Below, find each line holding "اسماعيل" and state how many there are, using the number alone.

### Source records

——————————

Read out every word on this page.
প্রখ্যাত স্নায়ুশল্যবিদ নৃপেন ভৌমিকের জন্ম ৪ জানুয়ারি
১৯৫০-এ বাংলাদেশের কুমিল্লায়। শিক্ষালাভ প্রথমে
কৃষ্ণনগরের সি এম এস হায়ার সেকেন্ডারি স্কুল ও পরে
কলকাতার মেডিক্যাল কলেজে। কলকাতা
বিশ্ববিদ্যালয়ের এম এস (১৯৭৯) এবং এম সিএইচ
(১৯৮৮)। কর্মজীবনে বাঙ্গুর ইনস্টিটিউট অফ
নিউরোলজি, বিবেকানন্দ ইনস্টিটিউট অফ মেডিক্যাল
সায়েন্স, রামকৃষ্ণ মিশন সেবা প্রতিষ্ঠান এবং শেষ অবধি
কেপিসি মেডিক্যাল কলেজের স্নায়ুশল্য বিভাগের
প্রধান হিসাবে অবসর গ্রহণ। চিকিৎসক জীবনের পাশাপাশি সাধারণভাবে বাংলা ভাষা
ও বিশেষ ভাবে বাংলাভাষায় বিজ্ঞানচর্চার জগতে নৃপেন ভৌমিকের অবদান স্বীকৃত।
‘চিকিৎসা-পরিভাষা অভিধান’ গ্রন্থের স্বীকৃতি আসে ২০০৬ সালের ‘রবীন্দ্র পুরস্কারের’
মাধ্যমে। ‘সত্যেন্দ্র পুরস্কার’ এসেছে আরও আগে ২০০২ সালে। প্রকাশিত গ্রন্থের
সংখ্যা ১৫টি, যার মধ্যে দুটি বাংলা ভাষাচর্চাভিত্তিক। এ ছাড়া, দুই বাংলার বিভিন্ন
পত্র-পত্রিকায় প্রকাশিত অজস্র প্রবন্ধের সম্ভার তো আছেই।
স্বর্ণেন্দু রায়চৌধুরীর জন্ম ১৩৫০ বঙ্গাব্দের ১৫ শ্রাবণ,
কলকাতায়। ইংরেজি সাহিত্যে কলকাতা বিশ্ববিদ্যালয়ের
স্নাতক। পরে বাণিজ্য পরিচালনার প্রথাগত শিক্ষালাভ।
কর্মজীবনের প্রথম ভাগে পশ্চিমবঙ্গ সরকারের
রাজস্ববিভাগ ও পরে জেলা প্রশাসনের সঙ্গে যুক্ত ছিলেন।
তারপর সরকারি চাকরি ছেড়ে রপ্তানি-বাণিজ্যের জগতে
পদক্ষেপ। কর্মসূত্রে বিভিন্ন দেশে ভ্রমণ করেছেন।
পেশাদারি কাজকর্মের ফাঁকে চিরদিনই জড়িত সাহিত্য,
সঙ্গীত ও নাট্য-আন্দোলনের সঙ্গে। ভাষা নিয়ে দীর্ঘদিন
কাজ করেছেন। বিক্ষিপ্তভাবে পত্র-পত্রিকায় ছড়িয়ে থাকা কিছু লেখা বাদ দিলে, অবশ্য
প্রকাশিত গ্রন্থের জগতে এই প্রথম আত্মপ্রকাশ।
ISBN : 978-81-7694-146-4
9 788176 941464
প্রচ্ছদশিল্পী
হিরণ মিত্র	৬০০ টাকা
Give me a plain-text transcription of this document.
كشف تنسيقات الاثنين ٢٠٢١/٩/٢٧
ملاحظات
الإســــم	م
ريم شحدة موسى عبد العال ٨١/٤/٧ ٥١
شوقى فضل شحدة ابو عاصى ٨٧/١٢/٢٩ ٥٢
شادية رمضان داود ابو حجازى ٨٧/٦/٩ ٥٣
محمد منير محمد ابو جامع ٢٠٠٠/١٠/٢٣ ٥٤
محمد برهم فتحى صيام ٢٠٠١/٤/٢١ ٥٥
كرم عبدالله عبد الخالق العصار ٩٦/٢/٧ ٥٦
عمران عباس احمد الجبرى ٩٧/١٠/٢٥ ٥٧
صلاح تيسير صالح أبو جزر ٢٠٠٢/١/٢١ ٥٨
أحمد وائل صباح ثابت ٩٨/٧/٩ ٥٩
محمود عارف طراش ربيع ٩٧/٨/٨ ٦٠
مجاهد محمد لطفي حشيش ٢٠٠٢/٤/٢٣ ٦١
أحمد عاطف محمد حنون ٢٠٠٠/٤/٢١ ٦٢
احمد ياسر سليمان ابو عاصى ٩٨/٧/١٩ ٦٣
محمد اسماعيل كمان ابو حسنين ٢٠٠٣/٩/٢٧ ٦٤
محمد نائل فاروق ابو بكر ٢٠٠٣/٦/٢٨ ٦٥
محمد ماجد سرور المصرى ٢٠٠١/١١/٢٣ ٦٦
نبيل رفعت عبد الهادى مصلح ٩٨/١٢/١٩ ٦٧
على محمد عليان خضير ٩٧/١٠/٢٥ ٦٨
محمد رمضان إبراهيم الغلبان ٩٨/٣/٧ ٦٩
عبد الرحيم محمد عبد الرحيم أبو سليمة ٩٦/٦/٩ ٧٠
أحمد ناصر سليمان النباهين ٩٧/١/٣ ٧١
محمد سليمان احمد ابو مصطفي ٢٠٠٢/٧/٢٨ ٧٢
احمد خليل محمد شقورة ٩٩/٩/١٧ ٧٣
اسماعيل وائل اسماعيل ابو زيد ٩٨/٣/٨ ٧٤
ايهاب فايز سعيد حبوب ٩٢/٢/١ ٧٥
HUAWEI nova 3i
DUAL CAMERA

——————————

### WRITTEN SOLUTION
2